(Do this):
Repeat every line below exactly as it reads.

Extracted data entries
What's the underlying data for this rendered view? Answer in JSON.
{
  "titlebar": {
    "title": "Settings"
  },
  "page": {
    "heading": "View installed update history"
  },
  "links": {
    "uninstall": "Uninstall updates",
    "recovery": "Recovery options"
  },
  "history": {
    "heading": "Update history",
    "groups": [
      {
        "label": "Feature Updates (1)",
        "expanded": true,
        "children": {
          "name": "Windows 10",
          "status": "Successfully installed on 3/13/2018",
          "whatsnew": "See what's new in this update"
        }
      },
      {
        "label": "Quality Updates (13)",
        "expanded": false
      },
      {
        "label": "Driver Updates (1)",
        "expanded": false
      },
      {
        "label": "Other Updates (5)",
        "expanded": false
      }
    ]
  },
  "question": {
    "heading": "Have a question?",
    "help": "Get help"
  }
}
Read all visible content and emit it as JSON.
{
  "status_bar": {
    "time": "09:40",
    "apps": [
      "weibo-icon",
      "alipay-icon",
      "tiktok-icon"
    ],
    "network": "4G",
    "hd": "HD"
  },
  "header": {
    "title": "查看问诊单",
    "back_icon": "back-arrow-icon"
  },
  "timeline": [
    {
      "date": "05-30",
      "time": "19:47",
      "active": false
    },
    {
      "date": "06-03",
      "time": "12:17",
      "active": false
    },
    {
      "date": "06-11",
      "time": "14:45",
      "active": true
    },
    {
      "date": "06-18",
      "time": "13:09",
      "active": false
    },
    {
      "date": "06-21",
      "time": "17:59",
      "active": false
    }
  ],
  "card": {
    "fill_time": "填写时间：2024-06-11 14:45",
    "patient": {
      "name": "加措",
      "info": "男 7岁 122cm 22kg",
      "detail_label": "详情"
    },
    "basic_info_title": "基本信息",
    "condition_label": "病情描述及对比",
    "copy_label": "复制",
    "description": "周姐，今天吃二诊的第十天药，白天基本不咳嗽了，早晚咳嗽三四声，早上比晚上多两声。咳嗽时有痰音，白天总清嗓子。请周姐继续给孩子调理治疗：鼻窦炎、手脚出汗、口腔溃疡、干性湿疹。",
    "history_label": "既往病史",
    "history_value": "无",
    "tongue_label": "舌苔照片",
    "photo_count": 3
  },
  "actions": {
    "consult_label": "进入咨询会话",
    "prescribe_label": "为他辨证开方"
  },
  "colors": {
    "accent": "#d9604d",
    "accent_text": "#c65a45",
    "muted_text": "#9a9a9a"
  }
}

(The output):
What's the underlying data for this rendered view? Answer in JSON.
{
  "titlebar": {
    "title": "Settings"
  },
  "page": {
    "heading": "View installed update history"
  },
  "links": {
    "uninstall": "Uninstall updates",
    "recovery": "Recovery options"
  },
  "history": {
    "heading": "Update history",
    "groups": [
      {
        "label": "Feature Updates (1)",
        "expanded": true,
        "children": {
          "name": "Windows 10",
          "status": "Successfully installed on 3/13/2018",
          "whatsnew": "See what's new in this update"
        }
      },
      {
        "label": "Quality Updates (13)",
        "expanded": false
      },
      {
        "label": "Driver Updates (1)",
        "expanded": false
      },
      {
        "label": "Other Updates (5)",
        "expanded": false
      }
    ]
  },
  "question": {
    "heading": "Have a question?",
    "help": "Get help"
  }
}
Read all visible content and emit it as JSON.
{
  "status_bar": {
    "time": "09:40",
    "apps": [
      "weibo-icon",
      "alipay-icon",
      "tiktok-icon"
    ],
    "network": "4G",
    "hd": "HD"
  },
  "header": {
    "title": "查看问诊单",
    "back_icon": "back-arrow-icon"
  },
  "timeline": [
    {
      "date": "05-30",
      "time": "19:47",
      "active": false
    },
    {
      "date": "06-03",
      "time": "12:17",
      "active": false
    },
    {
      "date": "06-11",
      "time": "14:45",
      "active": true
    },
    {
      "date": "06-18",
      "time": "13:09",
      "active": false
    },
    {
      "date": "06-21",
      "time": "17:59",
      "active": false
    }
  ],
  "card": {
    "fill_time": "填写时间：2024-06-11 14:45",
    "patient": {
      "name": "加措",
      "info": "男 7岁 122cm 22kg",
      "detail_label": "详情"
    },
    "basic_info_title": "基本信息",
    "condition_label": "病情描述及对比",
    "copy_label": "复制",
    "description": "周姐，今天吃二诊的第十天药，白天基本不咳嗽了，早晚咳嗽三四声，早上比晚上多两声。咳嗽时有痰音，白天总清嗓子。请周姐继续给孩子调理治疗：鼻窦炎、手脚出汗、口腔溃疡、干性湿疹。",
    "history_label": "既往病史",
    "history_value": "无",
    "tongue_label": "舌苔照片",
    "photo_count": 3
  },
  "actions": {
    "consult_label": "进入咨询会话",
    "prescribe_label": "为他辨证开方"
  },
  "colors": {
    "accent": "#d9604d",
    "accent_text": "#c65a45",
    "muted_text": "#9a9a9a"
  }
}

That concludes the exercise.